**Task objective**
Select each line where the word "Отображать" appears.

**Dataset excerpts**

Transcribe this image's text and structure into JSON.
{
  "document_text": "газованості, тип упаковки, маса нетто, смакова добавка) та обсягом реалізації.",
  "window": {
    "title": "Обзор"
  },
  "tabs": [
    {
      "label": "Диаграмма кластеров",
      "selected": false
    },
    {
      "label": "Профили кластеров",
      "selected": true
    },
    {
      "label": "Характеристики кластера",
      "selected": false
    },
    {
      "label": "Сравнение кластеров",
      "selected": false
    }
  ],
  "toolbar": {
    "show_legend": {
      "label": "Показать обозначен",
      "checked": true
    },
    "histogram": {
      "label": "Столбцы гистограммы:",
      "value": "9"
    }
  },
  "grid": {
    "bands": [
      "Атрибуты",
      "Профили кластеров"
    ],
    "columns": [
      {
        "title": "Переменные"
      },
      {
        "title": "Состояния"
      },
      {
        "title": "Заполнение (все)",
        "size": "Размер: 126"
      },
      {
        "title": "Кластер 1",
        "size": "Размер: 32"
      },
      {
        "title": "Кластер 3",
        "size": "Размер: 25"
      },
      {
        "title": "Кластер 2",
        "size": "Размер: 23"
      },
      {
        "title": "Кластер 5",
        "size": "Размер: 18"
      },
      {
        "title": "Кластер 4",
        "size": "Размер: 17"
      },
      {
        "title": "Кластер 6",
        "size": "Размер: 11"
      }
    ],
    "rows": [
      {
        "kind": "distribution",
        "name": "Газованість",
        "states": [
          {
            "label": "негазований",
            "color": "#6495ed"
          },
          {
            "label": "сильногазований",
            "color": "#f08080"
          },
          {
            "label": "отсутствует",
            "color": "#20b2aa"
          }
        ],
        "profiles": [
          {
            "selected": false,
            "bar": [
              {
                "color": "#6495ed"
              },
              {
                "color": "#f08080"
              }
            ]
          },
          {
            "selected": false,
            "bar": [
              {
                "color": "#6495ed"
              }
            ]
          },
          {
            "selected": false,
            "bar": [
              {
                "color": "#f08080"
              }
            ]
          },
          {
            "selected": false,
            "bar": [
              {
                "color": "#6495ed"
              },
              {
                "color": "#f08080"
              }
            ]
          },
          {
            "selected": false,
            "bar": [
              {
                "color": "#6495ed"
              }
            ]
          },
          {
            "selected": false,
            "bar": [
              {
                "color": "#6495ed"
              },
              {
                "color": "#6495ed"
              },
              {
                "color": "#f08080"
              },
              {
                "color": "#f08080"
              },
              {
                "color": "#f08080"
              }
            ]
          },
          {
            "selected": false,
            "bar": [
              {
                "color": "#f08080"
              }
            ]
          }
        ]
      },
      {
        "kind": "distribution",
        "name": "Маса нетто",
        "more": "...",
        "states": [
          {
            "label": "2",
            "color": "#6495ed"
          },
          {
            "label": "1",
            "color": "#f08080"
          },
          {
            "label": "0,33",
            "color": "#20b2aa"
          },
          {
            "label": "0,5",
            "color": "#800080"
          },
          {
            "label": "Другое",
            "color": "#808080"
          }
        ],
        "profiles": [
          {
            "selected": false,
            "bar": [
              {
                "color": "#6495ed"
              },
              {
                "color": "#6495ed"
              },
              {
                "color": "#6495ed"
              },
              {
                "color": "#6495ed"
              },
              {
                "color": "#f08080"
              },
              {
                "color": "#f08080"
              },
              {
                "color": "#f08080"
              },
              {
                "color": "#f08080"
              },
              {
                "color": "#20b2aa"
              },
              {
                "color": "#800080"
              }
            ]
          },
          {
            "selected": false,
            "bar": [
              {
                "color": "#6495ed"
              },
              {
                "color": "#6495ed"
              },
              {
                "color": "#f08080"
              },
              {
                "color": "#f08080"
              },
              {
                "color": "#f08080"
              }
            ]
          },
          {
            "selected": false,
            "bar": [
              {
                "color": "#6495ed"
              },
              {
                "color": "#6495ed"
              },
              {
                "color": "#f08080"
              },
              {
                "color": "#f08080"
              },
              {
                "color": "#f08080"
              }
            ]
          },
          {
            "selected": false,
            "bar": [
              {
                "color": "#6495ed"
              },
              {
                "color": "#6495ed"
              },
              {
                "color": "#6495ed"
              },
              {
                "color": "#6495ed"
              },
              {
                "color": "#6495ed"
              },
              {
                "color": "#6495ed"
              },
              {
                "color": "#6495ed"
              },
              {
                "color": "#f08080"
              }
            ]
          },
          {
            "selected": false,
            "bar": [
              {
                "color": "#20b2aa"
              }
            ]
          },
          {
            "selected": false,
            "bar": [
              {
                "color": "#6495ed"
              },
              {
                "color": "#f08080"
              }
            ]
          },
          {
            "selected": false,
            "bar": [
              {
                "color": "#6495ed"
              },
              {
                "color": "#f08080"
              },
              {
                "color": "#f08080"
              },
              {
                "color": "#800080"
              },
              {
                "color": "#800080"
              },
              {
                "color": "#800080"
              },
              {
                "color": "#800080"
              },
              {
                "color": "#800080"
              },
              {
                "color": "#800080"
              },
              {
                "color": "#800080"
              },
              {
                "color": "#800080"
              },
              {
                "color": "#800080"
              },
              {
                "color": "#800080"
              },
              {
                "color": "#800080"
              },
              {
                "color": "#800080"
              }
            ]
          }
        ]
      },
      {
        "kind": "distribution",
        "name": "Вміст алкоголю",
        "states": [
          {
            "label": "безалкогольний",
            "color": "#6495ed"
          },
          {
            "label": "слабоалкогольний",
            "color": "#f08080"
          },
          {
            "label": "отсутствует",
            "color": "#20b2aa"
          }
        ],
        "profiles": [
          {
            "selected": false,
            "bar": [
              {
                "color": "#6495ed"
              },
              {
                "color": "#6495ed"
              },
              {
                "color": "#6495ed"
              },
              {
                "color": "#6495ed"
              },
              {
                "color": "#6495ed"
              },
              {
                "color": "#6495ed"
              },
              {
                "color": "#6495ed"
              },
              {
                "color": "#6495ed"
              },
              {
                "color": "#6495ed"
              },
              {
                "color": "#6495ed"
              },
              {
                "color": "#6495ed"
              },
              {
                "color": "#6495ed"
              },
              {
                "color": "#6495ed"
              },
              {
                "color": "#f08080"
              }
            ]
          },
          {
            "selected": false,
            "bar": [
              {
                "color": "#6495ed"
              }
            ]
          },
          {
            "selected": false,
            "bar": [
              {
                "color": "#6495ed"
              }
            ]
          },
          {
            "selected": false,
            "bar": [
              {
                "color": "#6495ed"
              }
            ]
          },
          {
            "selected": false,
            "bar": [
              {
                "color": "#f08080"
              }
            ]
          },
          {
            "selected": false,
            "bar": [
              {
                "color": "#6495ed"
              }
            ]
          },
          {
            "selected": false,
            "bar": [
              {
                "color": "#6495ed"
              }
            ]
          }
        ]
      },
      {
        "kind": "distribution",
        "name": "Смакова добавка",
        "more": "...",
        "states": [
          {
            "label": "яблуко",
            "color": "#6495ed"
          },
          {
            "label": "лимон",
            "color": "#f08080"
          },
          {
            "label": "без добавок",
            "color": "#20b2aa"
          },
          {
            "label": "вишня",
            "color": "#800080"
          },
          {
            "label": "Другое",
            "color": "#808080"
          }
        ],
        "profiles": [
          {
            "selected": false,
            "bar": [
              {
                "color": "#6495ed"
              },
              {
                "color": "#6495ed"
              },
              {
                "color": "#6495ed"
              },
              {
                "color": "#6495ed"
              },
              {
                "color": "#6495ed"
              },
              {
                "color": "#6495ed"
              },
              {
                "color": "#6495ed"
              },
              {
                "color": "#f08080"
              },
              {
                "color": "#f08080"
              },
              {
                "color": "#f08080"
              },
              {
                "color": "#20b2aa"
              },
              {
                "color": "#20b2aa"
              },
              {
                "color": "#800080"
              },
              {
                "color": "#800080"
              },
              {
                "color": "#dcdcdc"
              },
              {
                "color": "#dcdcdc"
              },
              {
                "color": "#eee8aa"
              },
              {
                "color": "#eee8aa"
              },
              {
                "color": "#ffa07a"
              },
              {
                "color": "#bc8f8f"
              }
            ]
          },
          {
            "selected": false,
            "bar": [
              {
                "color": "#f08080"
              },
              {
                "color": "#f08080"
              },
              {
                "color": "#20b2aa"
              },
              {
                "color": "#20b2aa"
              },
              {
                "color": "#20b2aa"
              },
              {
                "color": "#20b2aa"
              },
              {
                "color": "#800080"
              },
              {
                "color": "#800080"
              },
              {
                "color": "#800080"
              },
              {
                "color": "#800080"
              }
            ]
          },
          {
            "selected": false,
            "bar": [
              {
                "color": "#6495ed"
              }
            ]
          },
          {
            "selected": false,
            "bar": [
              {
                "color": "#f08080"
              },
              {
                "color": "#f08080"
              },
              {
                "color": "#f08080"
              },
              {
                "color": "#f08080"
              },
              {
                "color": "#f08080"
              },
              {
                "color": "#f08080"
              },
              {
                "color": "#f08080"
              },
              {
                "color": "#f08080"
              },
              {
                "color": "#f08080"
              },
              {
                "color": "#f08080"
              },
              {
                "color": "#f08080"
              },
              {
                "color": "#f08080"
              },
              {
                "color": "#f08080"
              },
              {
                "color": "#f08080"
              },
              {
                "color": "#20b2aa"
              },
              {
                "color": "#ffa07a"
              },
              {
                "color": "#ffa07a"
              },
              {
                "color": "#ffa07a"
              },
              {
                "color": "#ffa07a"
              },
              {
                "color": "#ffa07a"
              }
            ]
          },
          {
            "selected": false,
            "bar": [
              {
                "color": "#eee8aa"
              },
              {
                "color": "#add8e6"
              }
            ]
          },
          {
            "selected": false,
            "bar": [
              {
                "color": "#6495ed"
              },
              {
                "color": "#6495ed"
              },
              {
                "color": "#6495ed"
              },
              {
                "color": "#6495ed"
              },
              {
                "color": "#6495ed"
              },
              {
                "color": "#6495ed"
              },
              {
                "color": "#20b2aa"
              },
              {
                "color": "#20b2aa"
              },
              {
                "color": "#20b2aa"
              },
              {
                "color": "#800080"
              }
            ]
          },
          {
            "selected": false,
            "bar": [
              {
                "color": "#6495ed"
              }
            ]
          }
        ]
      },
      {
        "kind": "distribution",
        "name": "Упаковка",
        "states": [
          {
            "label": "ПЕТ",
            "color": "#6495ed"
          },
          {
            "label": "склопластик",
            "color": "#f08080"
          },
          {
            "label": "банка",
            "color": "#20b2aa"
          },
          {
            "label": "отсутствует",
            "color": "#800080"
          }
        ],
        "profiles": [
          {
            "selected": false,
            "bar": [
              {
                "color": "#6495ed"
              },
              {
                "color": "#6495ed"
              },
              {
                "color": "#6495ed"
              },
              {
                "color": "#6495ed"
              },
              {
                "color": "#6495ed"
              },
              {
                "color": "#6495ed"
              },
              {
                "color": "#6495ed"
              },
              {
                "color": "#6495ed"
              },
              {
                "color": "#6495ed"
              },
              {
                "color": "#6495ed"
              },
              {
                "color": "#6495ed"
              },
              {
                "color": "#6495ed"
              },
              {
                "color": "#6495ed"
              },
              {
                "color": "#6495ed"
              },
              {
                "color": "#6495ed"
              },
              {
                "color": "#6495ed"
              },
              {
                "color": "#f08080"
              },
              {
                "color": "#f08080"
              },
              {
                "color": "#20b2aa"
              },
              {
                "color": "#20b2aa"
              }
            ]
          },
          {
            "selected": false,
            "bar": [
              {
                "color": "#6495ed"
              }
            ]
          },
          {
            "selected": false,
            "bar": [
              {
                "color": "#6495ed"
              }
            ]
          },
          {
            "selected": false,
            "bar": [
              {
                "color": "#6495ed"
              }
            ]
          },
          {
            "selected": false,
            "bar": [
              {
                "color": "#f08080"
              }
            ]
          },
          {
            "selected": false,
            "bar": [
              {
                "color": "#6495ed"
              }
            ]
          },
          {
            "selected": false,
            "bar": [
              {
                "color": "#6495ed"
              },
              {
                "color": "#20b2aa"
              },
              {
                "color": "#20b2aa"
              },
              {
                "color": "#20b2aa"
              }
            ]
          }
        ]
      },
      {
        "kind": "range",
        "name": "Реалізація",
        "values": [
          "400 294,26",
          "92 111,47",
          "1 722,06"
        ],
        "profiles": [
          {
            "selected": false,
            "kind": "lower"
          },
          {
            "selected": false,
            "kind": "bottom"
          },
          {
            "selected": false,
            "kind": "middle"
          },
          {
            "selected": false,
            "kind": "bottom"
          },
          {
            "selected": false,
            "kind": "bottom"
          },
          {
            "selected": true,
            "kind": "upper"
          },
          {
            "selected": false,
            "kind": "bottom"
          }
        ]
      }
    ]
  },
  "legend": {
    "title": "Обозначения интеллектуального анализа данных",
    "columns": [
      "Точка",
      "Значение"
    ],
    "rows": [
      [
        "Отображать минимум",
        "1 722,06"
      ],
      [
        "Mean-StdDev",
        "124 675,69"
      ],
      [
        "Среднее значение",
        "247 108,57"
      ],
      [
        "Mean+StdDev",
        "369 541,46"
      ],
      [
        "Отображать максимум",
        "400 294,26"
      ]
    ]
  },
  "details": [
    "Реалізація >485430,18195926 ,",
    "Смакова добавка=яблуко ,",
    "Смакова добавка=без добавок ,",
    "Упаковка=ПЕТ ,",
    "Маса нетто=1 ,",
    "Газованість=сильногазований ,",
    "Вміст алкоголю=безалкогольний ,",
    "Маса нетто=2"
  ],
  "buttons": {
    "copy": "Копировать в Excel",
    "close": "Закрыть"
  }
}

**Solved exercise**
        "Отображать минимум",
        "Отображать максимум",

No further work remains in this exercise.